- **Task brief**
Render every line of the entries below as a JSON list of strings, one string per line, omitting blank lines and leaving out the pictures.

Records
_____
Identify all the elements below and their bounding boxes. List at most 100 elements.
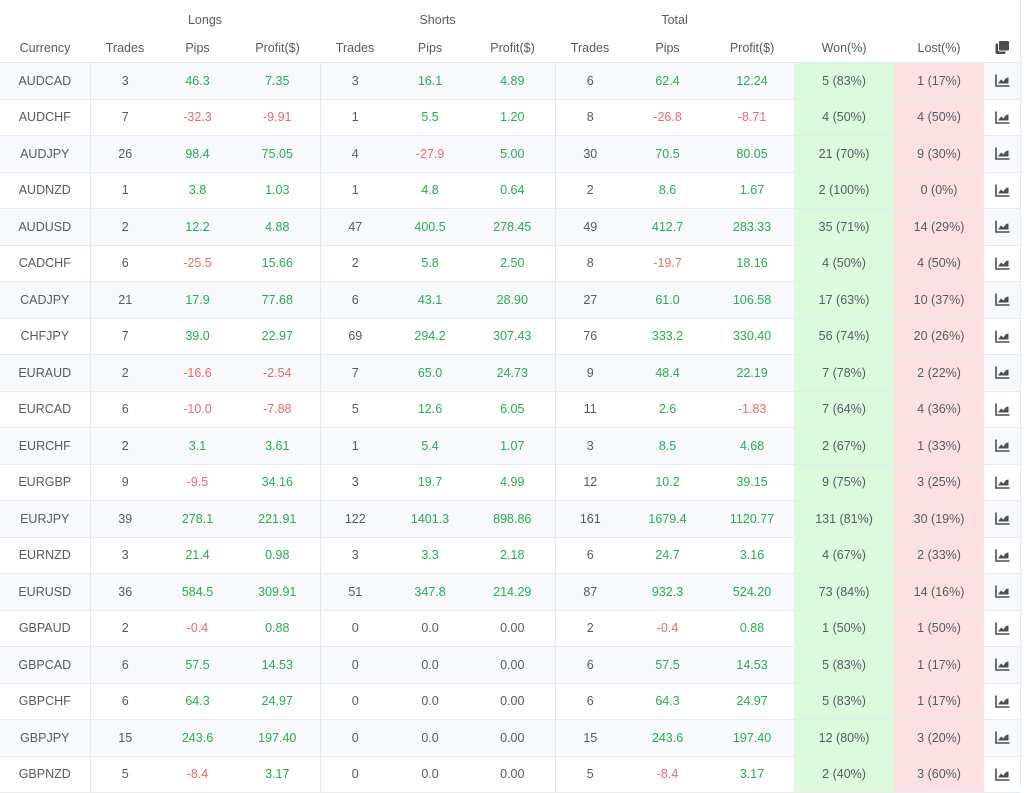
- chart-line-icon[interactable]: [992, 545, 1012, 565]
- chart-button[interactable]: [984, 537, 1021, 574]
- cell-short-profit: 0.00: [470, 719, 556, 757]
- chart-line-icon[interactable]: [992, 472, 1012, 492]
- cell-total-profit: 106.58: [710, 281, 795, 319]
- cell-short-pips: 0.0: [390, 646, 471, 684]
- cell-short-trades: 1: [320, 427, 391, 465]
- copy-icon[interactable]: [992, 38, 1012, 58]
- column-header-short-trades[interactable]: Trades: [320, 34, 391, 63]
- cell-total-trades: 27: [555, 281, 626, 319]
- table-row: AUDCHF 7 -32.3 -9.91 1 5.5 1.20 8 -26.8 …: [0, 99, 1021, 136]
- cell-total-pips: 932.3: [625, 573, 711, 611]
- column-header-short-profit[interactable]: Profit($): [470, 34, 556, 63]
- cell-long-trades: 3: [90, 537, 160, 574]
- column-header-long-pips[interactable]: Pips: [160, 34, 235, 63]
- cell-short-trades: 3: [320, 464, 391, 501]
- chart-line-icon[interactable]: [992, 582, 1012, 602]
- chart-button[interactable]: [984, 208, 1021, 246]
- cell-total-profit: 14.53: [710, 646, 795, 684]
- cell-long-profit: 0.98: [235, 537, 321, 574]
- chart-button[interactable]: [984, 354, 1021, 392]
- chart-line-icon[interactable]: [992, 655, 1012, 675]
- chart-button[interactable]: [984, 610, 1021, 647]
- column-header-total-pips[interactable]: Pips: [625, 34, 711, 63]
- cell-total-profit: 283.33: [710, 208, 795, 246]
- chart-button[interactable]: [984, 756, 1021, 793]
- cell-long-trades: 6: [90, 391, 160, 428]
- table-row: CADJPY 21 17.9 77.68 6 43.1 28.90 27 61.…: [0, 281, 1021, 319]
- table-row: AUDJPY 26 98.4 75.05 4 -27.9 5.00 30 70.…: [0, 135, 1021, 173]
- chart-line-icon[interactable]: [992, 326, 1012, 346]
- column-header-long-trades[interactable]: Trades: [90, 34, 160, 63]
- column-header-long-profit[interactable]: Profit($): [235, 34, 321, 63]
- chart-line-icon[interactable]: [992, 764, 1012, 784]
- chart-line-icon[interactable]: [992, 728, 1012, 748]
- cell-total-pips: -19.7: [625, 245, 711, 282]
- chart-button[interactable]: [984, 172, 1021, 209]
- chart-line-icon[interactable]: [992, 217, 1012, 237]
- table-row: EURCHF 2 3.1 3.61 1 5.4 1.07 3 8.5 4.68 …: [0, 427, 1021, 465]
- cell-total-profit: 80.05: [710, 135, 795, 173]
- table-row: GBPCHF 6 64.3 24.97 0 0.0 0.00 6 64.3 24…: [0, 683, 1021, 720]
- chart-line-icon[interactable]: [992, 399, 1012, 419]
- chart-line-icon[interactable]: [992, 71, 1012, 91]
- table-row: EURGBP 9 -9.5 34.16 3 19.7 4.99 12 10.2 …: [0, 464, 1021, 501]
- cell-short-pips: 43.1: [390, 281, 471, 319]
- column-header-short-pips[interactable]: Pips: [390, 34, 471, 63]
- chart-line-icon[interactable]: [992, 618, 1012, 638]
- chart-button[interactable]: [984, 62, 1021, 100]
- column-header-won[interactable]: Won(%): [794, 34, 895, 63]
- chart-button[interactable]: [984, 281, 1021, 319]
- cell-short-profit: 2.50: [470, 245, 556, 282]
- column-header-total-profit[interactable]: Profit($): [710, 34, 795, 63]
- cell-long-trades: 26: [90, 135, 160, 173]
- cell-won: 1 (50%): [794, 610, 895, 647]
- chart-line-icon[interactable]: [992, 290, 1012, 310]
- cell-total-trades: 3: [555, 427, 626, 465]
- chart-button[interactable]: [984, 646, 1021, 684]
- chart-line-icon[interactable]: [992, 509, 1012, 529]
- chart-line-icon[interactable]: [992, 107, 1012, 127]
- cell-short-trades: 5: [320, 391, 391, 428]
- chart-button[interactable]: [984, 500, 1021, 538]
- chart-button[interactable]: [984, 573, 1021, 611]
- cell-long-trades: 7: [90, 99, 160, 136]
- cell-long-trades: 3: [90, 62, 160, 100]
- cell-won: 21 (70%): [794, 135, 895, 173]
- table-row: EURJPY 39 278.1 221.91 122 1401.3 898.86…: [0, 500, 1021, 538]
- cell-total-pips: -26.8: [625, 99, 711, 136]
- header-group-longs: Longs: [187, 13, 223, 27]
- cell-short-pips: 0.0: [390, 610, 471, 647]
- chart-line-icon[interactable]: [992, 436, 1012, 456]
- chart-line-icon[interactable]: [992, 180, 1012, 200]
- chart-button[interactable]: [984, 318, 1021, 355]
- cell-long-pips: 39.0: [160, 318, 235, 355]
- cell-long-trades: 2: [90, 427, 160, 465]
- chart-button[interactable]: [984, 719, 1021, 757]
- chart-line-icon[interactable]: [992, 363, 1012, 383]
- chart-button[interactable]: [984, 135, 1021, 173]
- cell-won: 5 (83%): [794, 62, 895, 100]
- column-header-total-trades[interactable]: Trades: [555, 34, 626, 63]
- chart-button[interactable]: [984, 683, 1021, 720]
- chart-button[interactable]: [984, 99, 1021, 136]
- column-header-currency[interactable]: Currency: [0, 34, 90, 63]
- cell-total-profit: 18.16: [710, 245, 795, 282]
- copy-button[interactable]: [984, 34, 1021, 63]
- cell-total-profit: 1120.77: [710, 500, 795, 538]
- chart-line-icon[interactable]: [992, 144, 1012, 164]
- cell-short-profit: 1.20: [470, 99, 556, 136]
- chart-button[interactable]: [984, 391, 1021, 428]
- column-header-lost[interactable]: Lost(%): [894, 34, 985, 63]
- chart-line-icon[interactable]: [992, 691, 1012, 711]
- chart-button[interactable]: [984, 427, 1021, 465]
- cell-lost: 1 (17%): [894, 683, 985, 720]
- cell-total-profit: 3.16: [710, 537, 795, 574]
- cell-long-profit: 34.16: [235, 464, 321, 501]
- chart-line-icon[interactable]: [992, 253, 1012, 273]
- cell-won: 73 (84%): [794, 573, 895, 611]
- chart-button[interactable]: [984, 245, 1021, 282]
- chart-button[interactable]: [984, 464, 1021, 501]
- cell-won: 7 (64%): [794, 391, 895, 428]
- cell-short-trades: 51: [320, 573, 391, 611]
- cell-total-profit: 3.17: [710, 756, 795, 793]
_____
- **Response**
[
  "Identify all the elements below and their bounding boxes. List at most 100 elements.",
  "- chart-line-icon[interactable]: [992, 545, 1012, 565]",
  "- chart-button[interactable]: [984, 537, 1021, 574]",
  "- cell-short-profit: 0.00: [470, 719, 556, 757]",
  "- chart-line-icon[interactable]: [992, 472, 1012, 492]",
  "- cell-total-profit: 106.58: [710, 281, 795, 319]",
  "- cell-short-pips: 0.0: [390, 646, 471, 684]",
  "- cell-short-trades: 1: [320, 427, 391, 465]",
  "- copy-icon[interactable]: [992, 38, 1012, 58]",
  "- column-header-short-trades[interactable]: Trades: [320, 34, 391, 63]",
  "- cell-total-trades: 27: [555, 281, 626, 319]",
  "- table-row: AUDCHF 7 -32.3 -9.91 1 5.5 1.20 8 -26.8 …: [0, 99, 1021, 136]",
  "- cell-total-pips: 932.3: [625, 573, 711, 611]",
  "- column-header-short-profit[interactable]: Profit($): [470, 34, 556, 63]",
  "- cell-long-trades: 3: [90, 537, 160, 574]",
  "- column-header-long-pips[interactable]: Pips: [160, 34, 235, 63]",
  "- cell-short-trades: 3: [320, 464, 391, 501]",
  "- chart-line-icon[interactable]: [992, 582, 1012, 602]",
  "- chart-button[interactable]: [984, 208, 1021, 246]",
  "- cell-total-profit: 14.53: [710, 646, 795, 684]",
  "- cell-long-profit: 0.98: [235, 537, 321, 574]",
  "- chart-button[interactable]: [984, 354, 1021, 392]",
  "- chart-line-icon[interactable]: [992, 655, 1012, 675]",
  "- chart-button[interactable]: [984, 610, 1021, 647]",
  "- column-header-total-pips[interactable]: Pips: [625, 34, 711, 63]",
  "- cell-total-profit: 283.33: [710, 208, 795, 246]",
  "- chart-button[interactable]: [984, 756, 1021, 793]",
  "- cell-long-trades: 6: [90, 391, 160, 428]",
  "- table-row: CADJPY 21 17.9 77.68 6 43.1 28.90 27 61.…: [0, 281, 1021, 319]",
  "- table-row: AUDJPY 26 98.4 75.05 4 -27.9 5.00 30 70.…: [0, 135, 1021, 173]",
  "- chart-line-icon[interactable]: [992, 326, 1012, 346]",
  "- column-header-long-trades[interactable]: Trades: [90, 34, 160, 63]",
  "- column-header-long-profit[interactable]: Profit($): [235, 34, 321, 63]",
  "- chart-line-icon[interactable]: [992, 764, 1012, 784]",
  "- chart-line-icon[interactable]: [992, 728, 1012, 748]",
  "- cell-total-pips: -19.7: [625, 245, 711, 282]",
  "- chart-button[interactable]: [984, 172, 1021, 209]",
  "- chart-line-icon[interactable]: [992, 217, 1012, 237]",
  "- table-row: EURCHF 2 3.1 3.61 1 5.4 1.07 3 8.5 4.68 …: [0, 427, 1021, 465]",
  "- cell-total-profit: 80.05: [710, 135, 795, 173]",
  "- table-row: GBPCHF 6 64.3 24.97 0 0.0 0.00 6 64.3 24…: [0, 683, 1021, 720]",
  "- chart-line-icon[interactable]: [992, 399, 1012, 419]",
  "- chart-line-icon[interactable]: [992, 71, 1012, 91]",
  "- table-row: EURGBP 9 -9.5 34.16 3 19.7 4.99 12 10.2 …: [0, 464, 1021, 501]",
  "- cell-short-pips: 43.1: [390, 281, 471, 319]",
  "- column-header-short-pips[interactable]: Pips: [390, 34, 471, 63]",
  "- chart-line-icon[interactable]: [992, 618, 1012, 638]",
  "- chart-button[interactable]: [984, 62, 1021, 100]",
  "- column-header-won[interactable]: Won(%): [794, 34, 895, 63]",
  "- chart-button[interactable]: [984, 281, 1021, 319]",
  "- cell-short-profit: 2.50: [470, 245, 556, 282]",
  "- column-header-total-profit[interactable]: Profit($): [710, 34, 795, 63]",
  "- cell-long-trades: 26: [90, 135, 160, 173]",
  "- cell-won: 1 (50%): [794, 610, 895, 647]",
  "- chart-line-icon[interactable]: [992, 290, 1012, 310]",
  "- cell-total-trades: 3: [555, 427, 626, 465]",
  "- chart-button[interactable]: [984, 646, 1021, 684]",
  "- chart-line-icon[interactable]: [992, 509, 1012, 529]",
  "- chart-line-icon[interactable]: [992, 107, 1012, 127]",
  "- cell-short-trades: 5: [320, 391, 391, 428]",
  "- chart-button[interactable]: [984, 500, 1021, 538]",
  "- chart-button[interactable]: [984, 573, 1021, 611]",
  "- cell-long-trades: 7: [90, 99, 160, 136]",
  "- cell-long-trades: 3: [90, 62, 160, 100]",
  "- cell-won: 21 (70%): [794, 135, 895, 173]",
  "- table-row: EURJPY 39 278.1 221.91 122 1401.3 898.86…: [0, 500, 1021, 538]",
  "- cell-total-pips: -26.8: [625, 99, 711, 136]",
  "- header-group-longs: Longs: [187, 13, 223, 27]",
  "- cell-short-pips: 0.0: [390, 610, 471, 647]",
  "- chart-line-icon[interactable]: [992, 436, 1012, 456]",
  "- chart-line-icon[interactable]: [992, 180, 1012, 200]",
  "- chart-button[interactable]: [984, 318, 1021, 355]",
  "- cell-long-pips: 39.0: [160, 318, 235, 355]",
  "- cell-long-trades: 2: [90, 427, 160, 465]",
  "- chart-button[interactable]: [984, 719, 1021, 757]",
  "- chart-line-icon[interactable]: [992, 363, 1012, 383]",
  "- chart-button[interactable]: [984, 135, 1021, 173]",
  "- cell-won: 5 (83%): [794, 62, 895, 100]",
  "- column-header-total-trades[interactable]: Trades: [555, 34, 626, 63]",
  "- chart-button[interactable]: [984, 683, 1021, 720]",
  "- chart-button[interactable]: [984, 99, 1021, 136]",
  "- column-header-currency[interactable]: Currency: [0, 34, 90, 63]",
  "- cell-total-profit: 18.16: [710, 245, 795, 282]",
  "- copy-button[interactable]: [984, 34, 1021, 63]",
  "- cell-total-profit: 1120.77: [710, 500, 795, 538]",
  "- chart-line-icon[interactable]: [992, 144, 1012, 164]",
  "- cell-short-profit: 1.20: [470, 99, 556, 136]",
  "- chart-button[interactable]: [984, 391, 1021, 428]",
  "- column-header-lost[interactable]: Lost(%): [894, 34, 985, 63]",
  "- chart-line-icon[interactable]: [992, 691, 1012, 711]",
  "- chart-button[interactable]: [984, 427, 1021, 465]",
  "- cell-lost: 1 (17%): [894, 683, 985, 720]",
  "- cell-total-profit: 3.16: [710, 537, 795, 574]",
  "- cell-long-profit: 34.16: [235, 464, 321, 501]",
  "- chart-line-icon[interactable]: [992, 253, 1012, 273]",
  "- cell-won: 73 (84%): [794, 573, 895, 611]",
  "- chart-button[interactable]: [984, 245, 1021, 282]",
  "- chart-button[interactable]: [984, 464, 1021, 501]",
  "- cell-won: 7 (64%): [794, 391, 895, 428]",
  "- cell-short-trades: 51: [320, 573, 391, 611]",
  "- cell-total-profit: 3.17: [710, 756, 795, 793]"
]